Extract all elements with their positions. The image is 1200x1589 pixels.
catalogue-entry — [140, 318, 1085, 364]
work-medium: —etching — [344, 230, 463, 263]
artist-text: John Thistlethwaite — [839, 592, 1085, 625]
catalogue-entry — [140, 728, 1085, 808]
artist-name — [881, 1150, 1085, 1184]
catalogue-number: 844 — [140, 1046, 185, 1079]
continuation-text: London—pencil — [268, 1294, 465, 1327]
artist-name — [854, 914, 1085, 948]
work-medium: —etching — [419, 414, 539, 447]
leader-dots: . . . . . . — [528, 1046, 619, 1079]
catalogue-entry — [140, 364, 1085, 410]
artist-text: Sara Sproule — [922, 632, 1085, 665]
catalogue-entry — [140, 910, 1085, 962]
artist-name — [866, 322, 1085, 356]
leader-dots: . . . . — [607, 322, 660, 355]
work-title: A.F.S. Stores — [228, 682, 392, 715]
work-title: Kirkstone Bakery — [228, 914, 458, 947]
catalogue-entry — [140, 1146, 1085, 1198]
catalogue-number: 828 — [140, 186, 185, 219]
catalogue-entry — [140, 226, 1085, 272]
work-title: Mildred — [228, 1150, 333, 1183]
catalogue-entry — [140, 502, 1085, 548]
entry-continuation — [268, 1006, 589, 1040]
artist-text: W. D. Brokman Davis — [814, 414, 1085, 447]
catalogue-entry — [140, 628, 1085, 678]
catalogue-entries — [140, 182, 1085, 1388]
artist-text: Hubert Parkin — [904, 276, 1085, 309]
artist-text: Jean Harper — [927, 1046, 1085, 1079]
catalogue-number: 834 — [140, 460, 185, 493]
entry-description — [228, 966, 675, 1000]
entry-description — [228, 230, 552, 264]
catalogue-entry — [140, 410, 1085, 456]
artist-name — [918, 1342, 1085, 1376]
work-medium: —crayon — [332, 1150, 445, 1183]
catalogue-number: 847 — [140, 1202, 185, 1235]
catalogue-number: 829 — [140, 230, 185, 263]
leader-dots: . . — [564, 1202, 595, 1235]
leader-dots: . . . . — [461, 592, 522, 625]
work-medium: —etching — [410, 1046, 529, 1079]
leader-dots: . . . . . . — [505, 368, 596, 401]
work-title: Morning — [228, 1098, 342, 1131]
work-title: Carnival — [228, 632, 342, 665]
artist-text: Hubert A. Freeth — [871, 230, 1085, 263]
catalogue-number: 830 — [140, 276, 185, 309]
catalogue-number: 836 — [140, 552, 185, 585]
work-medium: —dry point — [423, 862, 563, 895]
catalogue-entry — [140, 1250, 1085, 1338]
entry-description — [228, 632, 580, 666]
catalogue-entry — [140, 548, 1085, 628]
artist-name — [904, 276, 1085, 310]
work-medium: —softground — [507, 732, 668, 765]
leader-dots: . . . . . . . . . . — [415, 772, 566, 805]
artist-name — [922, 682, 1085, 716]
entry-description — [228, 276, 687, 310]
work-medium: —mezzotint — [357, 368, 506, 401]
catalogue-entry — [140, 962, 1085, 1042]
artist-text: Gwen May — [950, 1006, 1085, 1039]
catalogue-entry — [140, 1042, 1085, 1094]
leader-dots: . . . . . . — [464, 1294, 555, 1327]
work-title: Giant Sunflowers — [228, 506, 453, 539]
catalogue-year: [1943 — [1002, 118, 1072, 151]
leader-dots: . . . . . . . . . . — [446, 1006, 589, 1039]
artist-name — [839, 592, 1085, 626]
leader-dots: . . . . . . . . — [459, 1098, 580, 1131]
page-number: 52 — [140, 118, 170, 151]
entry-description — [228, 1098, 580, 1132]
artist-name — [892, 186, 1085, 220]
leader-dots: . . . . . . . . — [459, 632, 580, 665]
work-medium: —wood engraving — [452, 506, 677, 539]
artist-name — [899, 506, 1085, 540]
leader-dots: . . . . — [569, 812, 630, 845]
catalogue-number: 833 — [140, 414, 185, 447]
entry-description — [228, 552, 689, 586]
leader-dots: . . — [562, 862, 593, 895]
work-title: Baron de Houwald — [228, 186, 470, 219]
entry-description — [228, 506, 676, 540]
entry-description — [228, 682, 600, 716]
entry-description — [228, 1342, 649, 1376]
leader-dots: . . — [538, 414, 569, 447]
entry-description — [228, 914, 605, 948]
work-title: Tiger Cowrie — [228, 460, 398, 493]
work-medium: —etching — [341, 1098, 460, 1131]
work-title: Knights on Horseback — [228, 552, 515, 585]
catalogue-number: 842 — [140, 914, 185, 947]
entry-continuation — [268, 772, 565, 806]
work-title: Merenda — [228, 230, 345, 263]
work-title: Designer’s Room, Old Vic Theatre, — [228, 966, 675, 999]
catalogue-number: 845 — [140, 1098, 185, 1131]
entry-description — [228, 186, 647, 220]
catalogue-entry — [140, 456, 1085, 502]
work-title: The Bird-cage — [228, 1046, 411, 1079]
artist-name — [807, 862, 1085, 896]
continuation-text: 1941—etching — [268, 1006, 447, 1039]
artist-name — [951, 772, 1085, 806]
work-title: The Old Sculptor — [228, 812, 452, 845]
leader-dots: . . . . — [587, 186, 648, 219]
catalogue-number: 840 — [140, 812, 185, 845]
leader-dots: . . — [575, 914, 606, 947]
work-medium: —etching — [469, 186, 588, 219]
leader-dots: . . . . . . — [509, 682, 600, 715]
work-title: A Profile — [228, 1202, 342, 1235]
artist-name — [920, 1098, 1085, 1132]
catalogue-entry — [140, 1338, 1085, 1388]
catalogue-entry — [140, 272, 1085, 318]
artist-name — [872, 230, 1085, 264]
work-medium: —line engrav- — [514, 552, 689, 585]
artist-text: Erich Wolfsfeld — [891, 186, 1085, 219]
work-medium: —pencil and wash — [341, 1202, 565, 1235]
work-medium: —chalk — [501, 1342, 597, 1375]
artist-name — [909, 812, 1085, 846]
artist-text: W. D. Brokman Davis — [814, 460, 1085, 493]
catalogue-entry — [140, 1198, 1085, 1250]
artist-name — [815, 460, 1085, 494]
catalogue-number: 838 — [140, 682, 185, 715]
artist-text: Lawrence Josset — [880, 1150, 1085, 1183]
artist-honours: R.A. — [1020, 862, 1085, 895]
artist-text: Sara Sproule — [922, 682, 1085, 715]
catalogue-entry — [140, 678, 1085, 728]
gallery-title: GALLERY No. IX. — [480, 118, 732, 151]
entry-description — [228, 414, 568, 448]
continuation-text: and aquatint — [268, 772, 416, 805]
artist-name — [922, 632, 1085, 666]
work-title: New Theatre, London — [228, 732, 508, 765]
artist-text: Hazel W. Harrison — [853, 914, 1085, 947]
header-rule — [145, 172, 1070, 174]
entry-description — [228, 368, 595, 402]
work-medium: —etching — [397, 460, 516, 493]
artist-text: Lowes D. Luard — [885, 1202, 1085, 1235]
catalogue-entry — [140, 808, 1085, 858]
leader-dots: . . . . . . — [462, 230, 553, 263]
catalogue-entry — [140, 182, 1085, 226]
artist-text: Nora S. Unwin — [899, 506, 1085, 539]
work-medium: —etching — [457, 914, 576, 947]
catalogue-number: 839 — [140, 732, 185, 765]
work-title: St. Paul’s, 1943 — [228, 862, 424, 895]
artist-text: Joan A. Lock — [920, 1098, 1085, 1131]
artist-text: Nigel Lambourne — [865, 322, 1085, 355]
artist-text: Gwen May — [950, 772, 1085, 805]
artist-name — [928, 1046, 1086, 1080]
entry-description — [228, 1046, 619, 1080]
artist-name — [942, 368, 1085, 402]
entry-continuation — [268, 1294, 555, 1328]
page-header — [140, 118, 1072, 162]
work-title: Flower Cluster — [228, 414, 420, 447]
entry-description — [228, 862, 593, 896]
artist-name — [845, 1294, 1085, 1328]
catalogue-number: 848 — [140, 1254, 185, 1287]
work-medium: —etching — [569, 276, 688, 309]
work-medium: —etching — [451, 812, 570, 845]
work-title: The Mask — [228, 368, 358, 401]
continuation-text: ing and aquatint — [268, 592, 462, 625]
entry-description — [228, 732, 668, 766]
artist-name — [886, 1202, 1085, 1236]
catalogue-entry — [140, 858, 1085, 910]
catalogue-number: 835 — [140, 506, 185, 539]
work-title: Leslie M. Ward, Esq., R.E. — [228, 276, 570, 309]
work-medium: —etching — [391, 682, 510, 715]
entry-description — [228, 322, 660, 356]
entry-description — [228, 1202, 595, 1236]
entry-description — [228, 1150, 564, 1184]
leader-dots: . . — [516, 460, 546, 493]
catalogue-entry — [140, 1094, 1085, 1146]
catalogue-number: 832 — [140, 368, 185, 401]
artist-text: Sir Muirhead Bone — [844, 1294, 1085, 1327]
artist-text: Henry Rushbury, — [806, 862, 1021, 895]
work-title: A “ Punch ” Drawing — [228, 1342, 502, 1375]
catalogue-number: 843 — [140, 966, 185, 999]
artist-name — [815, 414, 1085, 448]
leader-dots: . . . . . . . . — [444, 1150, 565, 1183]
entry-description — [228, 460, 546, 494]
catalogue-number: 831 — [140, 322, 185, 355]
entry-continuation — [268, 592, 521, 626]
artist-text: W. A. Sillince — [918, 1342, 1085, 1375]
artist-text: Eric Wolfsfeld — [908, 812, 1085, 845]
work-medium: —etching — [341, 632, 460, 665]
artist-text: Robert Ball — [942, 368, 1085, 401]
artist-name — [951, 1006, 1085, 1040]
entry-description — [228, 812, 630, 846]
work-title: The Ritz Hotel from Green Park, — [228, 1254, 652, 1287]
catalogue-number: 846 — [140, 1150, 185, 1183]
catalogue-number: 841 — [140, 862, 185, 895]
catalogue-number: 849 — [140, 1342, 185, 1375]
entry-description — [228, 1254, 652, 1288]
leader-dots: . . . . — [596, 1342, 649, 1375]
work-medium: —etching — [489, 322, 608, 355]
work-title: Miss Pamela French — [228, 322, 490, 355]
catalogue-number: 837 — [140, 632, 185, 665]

> **Set task**
Replace "etching" with "engraving" in the data, starting at the first line and ending with the line that contains "artist-name — [881, 1150, 1085, 1184]". Copy those lines out with nothing else altered.

> **Complete answer**
Extract all elements with their positions. The image is 1200x1589 pixels.
catalogue-entry — [140, 318, 1085, 364]
work-medium: —engraving — [344, 230, 463, 263]
artist-text: John Thistlethwaite — [839, 592, 1085, 625]
catalogue-entry — [140, 728, 1085, 808]
artist-name — [881, 1150, 1085, 1184]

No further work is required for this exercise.